* Exercise aim *
Copy every entry exactly.

--- start ---

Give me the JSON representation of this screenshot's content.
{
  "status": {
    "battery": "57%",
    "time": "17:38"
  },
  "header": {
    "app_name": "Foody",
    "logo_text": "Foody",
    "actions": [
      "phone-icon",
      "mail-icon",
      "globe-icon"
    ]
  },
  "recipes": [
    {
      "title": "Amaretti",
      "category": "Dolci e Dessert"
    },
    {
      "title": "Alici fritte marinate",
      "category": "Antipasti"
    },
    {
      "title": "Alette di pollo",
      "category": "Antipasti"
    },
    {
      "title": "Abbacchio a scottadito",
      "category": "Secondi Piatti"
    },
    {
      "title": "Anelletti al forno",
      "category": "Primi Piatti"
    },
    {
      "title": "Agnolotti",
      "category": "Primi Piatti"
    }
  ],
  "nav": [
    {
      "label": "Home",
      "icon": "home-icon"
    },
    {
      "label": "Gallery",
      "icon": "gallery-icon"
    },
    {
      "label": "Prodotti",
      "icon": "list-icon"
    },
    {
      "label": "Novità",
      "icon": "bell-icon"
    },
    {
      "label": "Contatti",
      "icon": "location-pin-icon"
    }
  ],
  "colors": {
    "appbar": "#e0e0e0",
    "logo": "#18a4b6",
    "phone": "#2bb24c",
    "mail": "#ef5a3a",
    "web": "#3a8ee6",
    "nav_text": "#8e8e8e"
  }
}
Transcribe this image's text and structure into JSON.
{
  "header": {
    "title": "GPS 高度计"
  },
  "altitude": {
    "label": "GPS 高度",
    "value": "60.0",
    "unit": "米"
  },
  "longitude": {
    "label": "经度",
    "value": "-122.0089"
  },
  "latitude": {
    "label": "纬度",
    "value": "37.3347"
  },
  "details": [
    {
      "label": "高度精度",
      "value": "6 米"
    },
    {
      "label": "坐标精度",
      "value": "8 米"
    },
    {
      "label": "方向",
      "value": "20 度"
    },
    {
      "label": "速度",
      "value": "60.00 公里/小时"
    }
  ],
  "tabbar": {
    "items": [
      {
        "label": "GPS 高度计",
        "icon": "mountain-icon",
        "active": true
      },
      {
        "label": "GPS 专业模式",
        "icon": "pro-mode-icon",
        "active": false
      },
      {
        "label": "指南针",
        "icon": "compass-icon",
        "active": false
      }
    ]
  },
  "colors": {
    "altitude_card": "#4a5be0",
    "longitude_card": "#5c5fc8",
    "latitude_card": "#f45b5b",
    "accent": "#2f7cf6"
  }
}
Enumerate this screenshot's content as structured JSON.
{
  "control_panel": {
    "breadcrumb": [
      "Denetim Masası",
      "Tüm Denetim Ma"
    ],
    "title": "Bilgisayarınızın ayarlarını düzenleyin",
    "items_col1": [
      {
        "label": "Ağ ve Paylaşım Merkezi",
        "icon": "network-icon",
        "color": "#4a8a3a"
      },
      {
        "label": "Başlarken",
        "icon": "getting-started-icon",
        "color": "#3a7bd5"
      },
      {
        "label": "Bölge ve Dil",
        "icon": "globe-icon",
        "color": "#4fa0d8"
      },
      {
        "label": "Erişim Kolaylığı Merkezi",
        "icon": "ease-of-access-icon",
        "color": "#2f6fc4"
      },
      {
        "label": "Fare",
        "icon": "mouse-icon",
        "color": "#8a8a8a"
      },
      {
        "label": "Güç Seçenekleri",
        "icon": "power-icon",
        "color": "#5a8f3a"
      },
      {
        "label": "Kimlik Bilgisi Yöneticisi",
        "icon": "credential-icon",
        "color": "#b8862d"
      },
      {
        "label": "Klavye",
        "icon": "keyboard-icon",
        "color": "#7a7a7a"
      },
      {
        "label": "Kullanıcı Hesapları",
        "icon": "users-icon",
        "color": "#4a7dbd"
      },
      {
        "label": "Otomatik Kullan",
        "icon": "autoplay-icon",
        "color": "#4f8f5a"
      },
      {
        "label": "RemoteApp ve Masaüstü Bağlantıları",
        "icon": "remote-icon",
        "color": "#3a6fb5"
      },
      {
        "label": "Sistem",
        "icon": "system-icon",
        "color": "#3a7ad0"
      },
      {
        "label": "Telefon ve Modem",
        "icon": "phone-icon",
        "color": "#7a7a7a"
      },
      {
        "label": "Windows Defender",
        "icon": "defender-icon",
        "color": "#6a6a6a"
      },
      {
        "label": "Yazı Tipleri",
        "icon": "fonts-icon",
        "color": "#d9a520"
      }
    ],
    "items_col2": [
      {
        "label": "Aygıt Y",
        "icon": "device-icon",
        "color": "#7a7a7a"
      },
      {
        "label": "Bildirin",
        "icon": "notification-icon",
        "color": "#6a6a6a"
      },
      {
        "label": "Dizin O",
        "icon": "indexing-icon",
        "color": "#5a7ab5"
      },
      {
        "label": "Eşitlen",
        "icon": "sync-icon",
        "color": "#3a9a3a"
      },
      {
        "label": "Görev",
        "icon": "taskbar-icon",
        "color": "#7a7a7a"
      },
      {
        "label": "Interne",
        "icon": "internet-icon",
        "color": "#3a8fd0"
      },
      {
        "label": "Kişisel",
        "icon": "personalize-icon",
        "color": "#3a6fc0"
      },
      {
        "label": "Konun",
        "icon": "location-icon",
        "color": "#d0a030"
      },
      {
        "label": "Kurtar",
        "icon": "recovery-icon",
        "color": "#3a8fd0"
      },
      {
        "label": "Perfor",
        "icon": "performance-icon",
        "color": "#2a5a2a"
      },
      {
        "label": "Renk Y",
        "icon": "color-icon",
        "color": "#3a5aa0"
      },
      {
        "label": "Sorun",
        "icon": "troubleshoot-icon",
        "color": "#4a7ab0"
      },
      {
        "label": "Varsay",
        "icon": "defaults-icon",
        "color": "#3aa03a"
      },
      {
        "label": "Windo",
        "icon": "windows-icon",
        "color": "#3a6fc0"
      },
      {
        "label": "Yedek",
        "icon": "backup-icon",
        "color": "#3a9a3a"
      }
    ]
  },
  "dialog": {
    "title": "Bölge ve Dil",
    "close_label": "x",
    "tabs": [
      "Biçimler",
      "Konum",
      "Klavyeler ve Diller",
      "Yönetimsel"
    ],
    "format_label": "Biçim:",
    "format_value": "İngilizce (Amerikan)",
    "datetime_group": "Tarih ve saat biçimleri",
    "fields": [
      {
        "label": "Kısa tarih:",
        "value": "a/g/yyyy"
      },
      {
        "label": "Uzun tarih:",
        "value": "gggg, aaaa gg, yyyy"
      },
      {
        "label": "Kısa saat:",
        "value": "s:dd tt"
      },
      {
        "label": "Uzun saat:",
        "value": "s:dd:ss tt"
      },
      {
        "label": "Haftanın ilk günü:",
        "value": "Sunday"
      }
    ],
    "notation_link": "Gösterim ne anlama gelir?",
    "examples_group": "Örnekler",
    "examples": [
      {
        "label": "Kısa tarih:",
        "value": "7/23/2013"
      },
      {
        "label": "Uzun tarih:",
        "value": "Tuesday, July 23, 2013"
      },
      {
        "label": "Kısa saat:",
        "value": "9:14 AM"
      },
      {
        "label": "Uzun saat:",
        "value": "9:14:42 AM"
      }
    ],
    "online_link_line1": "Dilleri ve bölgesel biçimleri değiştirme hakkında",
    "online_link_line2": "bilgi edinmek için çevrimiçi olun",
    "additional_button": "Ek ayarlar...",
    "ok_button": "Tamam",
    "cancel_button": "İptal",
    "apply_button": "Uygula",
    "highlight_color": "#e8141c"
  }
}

--- end ---

* Expected answer *
Give me the JSON representation of this screenshot's content.
{
  "status": {
    "battery": "57%",
    "time": "17:38"
  },
  "header": {
    "app_name": "Foody",
    "logo_text": "Foody",
    "actions": [
      "phone-icon",
      "mail-icon",
      "globe-icon"
    ]
  },
  "recipes": [
    {
      "title": "Amaretti",
      "category": "Dolci e Dessert"
    },
    {
      "title": "Alici fritte marinate",
      "category": "Antipasti"
    },
    {
      "title": "Alette di pollo",
      "category": "Antipasti"
    },
    {
      "title": "Abbacchio a scottadito",
      "category": "Secondi Piatti"
    },
    {
      "title": "Anelletti al forno",
      "category": "Primi Piatti"
    },
    {
      "title": "Agnolotti",
      "category": "Primi Piatti"
    }
  ],
  "nav": [
    {
      "label": "Home",
      "icon": "home-icon"
    },
    {
      "label": "Gallery",
      "icon": "gallery-icon"
    },
    {
      "label": "Prodotti",
      "icon": "list-icon"
    },
    {
      "label": "Novità",
      "icon": "bell-icon"
    },
    {
      "label": "Contatti",
      "icon": "location-pin-icon"
    }
  ],
  "colors": {
    "appbar": "#e0e0e0",
    "logo": "#18a4b6",
    "phone": "#2bb24c",
    "mail": "#ef5a3a",
    "web": "#3a8ee6",
    "nav_text": "#8e8e8e"
  }
}
Transcribe this image's text and structure into JSON.
{
  "header": {
    "title": "GPS 高度计"
  },
  "altitude": {
    "label": "GPS 高度",
    "value": "60.0",
    "unit": "米"
  },
  "longitude": {
    "label": "经度",
    "value": "-122.0089"
  },
  "latitude": {
    "label": "纬度",
    "value": "37.3347"
  },
  "details": [
    {
      "label": "高度精度",
      "value": "6 米"
    },
    {
      "label": "坐标精度",
      "value": "8 米"
    },
    {
      "label": "方向",
      "value": "20 度"
    },
    {
      "label": "速度",
      "value": "60.00 公里/小时"
    }
  ],
  "tabbar": {
    "items": [
      {
        "label": "GPS 高度计",
        "icon": "mountain-icon",
        "active": true
      },
      {
        "label": "GPS 专业模式",
        "icon": "pro-mode-icon",
        "active": false
      },
      {
        "label": "指南针",
        "icon": "compass-icon",
        "active": false
      }
    ]
  },
  "colors": {
    "altitude_card": "#4a5be0",
    "longitude_card": "#5c5fc8",
    "latitude_card": "#f45b5b",
    "accent": "#2f7cf6"
  }
}
Enumerate this screenshot's content as structured JSON.
{
  "control_panel": {
    "breadcrumb": [
      "Denetim Masası",
      "Tüm Denetim Ma"
    ],
    "title": "Bilgisayarınızın ayarlarını düzenleyin",
    "items_col1": [
      {
        "label": "Ağ ve Paylaşım Merkezi",
        "icon": "network-icon",
        "color": "#4a8a3a"
      },
      {
        "label": "Başlarken",
        "icon": "getting-started-icon",
        "color": "#3a7bd5"
      },
      {
        "label": "Bölge ve Dil",
        "icon": "globe-icon",
        "color": "#4fa0d8"
      },
      {
        "label": "Erişim Kolaylığı Merkezi",
        "icon": "ease-of-access-icon",
        "color": "#2f6fc4"
      },
      {
        "label": "Fare",
        "icon": "mouse-icon",
        "color": "#8a8a8a"
      },
      {
        "label": "Güç Seçenekleri",
        "icon": "power-icon",
        "color": "#5a8f3a"
      },
      {
        "label": "Kimlik Bilgisi Yöneticisi",
        "icon": "credential-icon",
        "color": "#b8862d"
      },
      {
        "label": "Klavye",
        "icon": "keyboard-icon",
        "color": "#7a7a7a"
      },
      {
        "label": "Kullanıcı Hesapları",
        "icon": "users-icon",
        "color": "#4a7dbd"
      },
      {
        "label": "Otomatik Kullan",
        "icon": "autoplay-icon",
        "color": "#4f8f5a"
      },
      {
        "label": "RemoteApp ve Masaüstü Bağlantıları",
        "icon": "remote-icon",
        "color": "#3a6fb5"
      },
      {
        "label": "Sistem",
        "icon": "system-icon",
        "color": "#3a7ad0"
      },
      {
        "label": "Telefon ve Modem",
        "icon": "phone-icon",
        "color": "#7a7a7a"
      },
      {
        "label": "Windows Defender",
        "icon": "defender-icon",
        "color": "#6a6a6a"
      },
      {
        "label": "Yazı Tipleri",
        "icon": "fonts-icon",
        "color": "#d9a520"
      }
    ],
    "items_col2": [
      {
        "label": "Aygıt Y",
        "icon": "device-icon",
        "color": "#7a7a7a"
      },
      {
        "label": "Bildirin",
        "icon": "notification-icon",
        "color": "#6a6a6a"
      },
      {
        "label": "Dizin O",
        "icon": "indexing-icon",
        "color": "#5a7ab5"
      },
      {
        "label": "Eşitlen",
        "icon": "sync-icon",
        "color": "#3a9a3a"
      },
      {
        "label": "Görev",
        "icon": "taskbar-icon",
        "color": "#7a7a7a"
      },
      {
        "label": "Interne",
        "icon": "internet-icon",
        "color": "#3a8fd0"
      },
      {
        "label": "Kişisel",
        "icon": "personalize-icon",
        "color": "#3a6fc0"
      },
      {
        "label": "Konun",
        "icon": "location-icon",
        "color": "#d0a030"
      },
      {
        "label": "Kurtar",
        "icon": "recovery-icon",
        "color": "#3a8fd0"
      },
      {
        "label": "Perfor",
        "icon": "performance-icon",
        "color": "#2a5a2a"
      },
      {
        "label": "Renk Y",
        "icon": "color-icon",
        "color": "#3a5aa0"
      },
      {
        "label": "Sorun",
        "icon": "troubleshoot-icon",
        "color": "#4a7ab0"
      },
      {
        "label": "Varsay",
        "icon": "defaults-icon",
        "color": "#3aa03a"
      },
      {
        "label": "Windo",
        "icon": "windows-icon",
        "color": "#3a6fc0"
      },
      {
        "label": "Yedek",
        "icon": "backup-icon",
        "color": "#3a9a3a"
      }
    ]
  },
  "dialog": {
    "title": "Bölge ve Dil",
    "close_label": "x",
    "tabs": [
      "Biçimler",
      "Konum",
      "Klavyeler ve Diller",
      "Yönetimsel"
    ],
    "format_label": "Biçim:",
    "format_value": "İngilizce (Amerikan)",
    "datetime_group": "Tarih ve saat biçimleri",
    "fields": [
      {
        "label": "Kısa tarih:",
        "value": "a/g/yyyy"
      },
      {
        "label": "Uzun tarih:",
        "value": "gggg, aaaa gg, yyyy"
      },
      {
        "label": "Kısa saat:",
        "value": "s:dd tt"
      },
      {
        "label": "Uzun saat:",
        "value": "s:dd:ss tt"
      },
      {
        "label": "Haftanın ilk günü:",
        "value": "Sunday"
      }
    ],
    "notation_link": "Gösterim ne anlama gelir?",
    "examples_group": "Örnekler",
    "examples": [
      {
        "label": "Kısa tarih:",
        "value": "7/23/2013"
      },
      {
        "label": "Uzun tarih:",
        "value": "Tuesday, July 23, 2013"
      },
      {
        "label": "Kısa saat:",
        "value": "9:14 AM"
      },
      {
        "label": "Uzun saat:",
        "value": "9:14:42 AM"
      }
    ],
    "online_link_line1": "Dilleri ve bölgesel biçimleri değiştirme hakkında",
    "online_link_line2": "bilgi edinmek için çevrimiçi olun",
    "additional_button": "Ek ayarlar...",
    "ok_button": "Tamam",
    "cancel_button": "İptal",
    "apply_button": "Uygula",
    "highlight_color": "#e8141c"
  }
}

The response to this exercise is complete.